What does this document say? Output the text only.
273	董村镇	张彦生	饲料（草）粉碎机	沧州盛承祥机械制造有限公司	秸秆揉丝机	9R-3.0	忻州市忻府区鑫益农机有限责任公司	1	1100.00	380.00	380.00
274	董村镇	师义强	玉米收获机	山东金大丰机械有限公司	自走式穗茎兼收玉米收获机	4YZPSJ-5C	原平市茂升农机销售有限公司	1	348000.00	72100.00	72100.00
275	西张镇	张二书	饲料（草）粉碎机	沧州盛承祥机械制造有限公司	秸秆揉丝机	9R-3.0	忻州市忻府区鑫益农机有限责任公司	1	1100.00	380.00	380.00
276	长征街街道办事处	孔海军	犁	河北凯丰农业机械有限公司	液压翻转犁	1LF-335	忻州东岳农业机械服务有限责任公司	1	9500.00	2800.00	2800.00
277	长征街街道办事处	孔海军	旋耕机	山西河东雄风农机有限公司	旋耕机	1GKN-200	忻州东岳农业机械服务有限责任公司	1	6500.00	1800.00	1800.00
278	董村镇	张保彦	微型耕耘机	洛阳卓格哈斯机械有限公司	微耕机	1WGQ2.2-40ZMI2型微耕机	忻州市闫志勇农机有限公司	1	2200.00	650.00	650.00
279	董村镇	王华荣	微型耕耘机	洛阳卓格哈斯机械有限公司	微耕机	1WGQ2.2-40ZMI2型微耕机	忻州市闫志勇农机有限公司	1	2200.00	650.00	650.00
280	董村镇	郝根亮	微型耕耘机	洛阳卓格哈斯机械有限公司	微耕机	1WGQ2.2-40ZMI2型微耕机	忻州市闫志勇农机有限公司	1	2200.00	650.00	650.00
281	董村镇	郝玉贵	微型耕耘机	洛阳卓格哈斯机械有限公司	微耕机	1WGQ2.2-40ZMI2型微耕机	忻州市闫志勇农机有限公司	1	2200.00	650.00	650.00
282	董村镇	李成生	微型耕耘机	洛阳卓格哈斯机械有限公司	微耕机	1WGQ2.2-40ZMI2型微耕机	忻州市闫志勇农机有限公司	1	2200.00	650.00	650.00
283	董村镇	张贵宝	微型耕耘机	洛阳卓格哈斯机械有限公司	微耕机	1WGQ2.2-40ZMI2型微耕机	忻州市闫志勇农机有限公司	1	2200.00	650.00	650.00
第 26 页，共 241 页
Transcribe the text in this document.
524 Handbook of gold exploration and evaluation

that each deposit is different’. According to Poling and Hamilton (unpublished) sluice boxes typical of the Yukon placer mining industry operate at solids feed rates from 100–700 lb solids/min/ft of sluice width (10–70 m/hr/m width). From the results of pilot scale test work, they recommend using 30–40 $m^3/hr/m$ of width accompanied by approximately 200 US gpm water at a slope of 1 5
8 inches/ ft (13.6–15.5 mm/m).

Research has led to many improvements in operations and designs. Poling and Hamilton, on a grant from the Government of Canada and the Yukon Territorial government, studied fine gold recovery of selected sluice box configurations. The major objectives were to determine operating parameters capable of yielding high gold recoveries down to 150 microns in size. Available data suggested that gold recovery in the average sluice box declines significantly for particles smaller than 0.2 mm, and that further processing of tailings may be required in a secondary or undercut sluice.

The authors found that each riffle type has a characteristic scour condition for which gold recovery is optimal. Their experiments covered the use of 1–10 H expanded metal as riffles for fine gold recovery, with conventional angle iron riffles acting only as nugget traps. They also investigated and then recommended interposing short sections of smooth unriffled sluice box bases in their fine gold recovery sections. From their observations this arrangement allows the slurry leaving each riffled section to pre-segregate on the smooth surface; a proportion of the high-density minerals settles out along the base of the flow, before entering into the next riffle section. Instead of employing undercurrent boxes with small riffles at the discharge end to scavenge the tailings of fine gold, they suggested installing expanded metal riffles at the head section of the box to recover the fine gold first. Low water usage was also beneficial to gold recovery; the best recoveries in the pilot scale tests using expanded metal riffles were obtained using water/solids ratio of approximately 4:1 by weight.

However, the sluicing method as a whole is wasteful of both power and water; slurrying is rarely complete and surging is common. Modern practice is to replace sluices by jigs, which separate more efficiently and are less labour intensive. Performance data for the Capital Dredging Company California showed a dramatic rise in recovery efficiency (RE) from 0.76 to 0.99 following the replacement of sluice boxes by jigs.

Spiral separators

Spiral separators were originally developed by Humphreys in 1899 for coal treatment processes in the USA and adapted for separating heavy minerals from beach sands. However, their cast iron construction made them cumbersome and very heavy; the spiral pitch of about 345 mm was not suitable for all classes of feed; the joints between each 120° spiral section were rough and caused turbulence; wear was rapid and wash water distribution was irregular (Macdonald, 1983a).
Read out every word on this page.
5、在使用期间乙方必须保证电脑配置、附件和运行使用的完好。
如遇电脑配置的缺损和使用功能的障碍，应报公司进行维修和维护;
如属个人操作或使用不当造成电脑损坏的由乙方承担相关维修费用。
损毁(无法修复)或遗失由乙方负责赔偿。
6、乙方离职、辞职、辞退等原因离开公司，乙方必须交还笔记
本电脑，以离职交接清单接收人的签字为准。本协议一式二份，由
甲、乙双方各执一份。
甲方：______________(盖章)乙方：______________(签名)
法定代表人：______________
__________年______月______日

= = =

## Requirement
How many lines of these entries hold the string "长征街街道办事处"? Answer with the number alone.

## Solution to the problem
2